▶ _What the task requires_:
The listing below should be copied in full, word for word.
+-------+
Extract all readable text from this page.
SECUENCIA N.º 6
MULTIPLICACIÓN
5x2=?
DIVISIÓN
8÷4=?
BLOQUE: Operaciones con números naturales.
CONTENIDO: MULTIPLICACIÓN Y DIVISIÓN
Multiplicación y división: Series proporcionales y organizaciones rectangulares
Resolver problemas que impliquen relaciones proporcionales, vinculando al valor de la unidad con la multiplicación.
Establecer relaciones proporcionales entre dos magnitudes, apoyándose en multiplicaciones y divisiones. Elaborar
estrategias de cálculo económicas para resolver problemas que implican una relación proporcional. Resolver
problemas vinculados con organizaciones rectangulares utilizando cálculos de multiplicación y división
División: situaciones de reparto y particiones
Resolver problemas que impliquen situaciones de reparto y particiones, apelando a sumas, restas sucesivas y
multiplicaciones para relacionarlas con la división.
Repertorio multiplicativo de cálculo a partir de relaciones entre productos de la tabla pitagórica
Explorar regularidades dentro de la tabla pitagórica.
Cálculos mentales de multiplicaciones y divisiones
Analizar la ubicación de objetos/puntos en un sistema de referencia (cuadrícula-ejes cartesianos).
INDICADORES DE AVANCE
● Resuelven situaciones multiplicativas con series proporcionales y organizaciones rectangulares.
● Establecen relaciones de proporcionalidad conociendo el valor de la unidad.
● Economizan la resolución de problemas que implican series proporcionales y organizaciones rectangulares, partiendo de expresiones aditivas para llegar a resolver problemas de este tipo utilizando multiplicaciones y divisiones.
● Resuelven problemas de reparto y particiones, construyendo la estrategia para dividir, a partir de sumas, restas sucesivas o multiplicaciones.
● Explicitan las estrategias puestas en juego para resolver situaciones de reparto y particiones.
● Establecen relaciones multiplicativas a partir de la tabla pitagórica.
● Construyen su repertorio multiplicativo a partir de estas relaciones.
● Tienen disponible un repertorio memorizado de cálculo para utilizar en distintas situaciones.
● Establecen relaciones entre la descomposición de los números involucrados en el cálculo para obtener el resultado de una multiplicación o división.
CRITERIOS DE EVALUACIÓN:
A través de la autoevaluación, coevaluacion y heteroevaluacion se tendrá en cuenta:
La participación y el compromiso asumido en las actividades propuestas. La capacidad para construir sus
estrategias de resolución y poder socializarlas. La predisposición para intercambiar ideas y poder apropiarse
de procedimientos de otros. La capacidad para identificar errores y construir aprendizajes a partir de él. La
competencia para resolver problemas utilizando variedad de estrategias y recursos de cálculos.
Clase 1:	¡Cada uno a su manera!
+-------+
▶ _Solution to this task_:
Extract all readable text from this page.
SECUENCIA N.º 6
MULTIPLICACIÓN
5x2=?
DIVISIÓN
8÷4=?
BLOQUE: Operaciones con números naturales.
CONTENIDO: MULTIPLICACIÓN Y DIVISIÓN
Multiplicación y división: Series proporcionales y organizaciones rectangulares
Resolver problemas que impliquen relaciones proporcionales, vinculando al valor de la unidad con la multiplicación.
Establecer relaciones proporcionales entre dos magnitudes, apoyándose en multiplicaciones y divisiones. Elaborar
estrategias de cálculo económicas para resolver problemas que implican una relación proporcional. Resolver
problemas vinculados con organizaciones rectangulares utilizando cálculos de multiplicación y división
División: situaciones de reparto y particiones
Resolver problemas que impliquen situaciones de reparto y particiones, apelando a sumas, restas sucesivas y
multiplicaciones para relacionarlas con la división.
Repertorio multiplicativo de cálculo a partir de relaciones entre productos de la tabla pitagórica
Explorar regularidades dentro de la tabla pitagórica.
Cálculos mentales de multiplicaciones y divisiones
Analizar la ubicación de objetos/puntos en un sistema de referencia (cuadrícula-ejes cartesianos).
INDICADORES DE AVANCE
● Resuelven situaciones multiplicativas con series proporcionales y organizaciones rectangulares.
● Establecen relaciones de proporcionalidad conociendo el valor de la unidad.
● Economizan la resolución de problemas que implican series proporcionales y organizaciones rectangulares, partiendo de expresiones aditivas para llegar a resolver problemas de este tipo utilizando multiplicaciones y divisiones.
● Resuelven problemas de reparto y particiones, construyendo la estrategia para dividir, a partir de sumas, restas sucesivas o multiplicaciones.
● Explicitan las estrategias puestas en juego para resolver situaciones de reparto y particiones.
● Establecen relaciones multiplicativas a partir de la tabla pitagórica.
● Construyen su repertorio multiplicativo a partir de estas relaciones.
● Tienen disponible un repertorio memorizado de cálculo para utilizar en distintas situaciones.
● Establecen relaciones entre la descomposición de los números involucrados en el cálculo para obtener el resultado de una multiplicación o división.
CRITERIOS DE EVALUACIÓN:
A través de la autoevaluación, coevaluacion y heteroevaluacion se tendrá en cuenta:
La participación y el compromiso asumido en las actividades propuestas. La capacidad para construir sus
estrategias de resolución y poder socializarlas. La predisposición para intercambiar ideas y poder apropiarse
de procedimientos de otros. La capacidad para identificar errores y construir aprendizajes a partir de él. La
competencia para resolver problemas utilizando variedad de estrategias y recursos de cálculos.
Clase 1:	¡Cada uno a su manera!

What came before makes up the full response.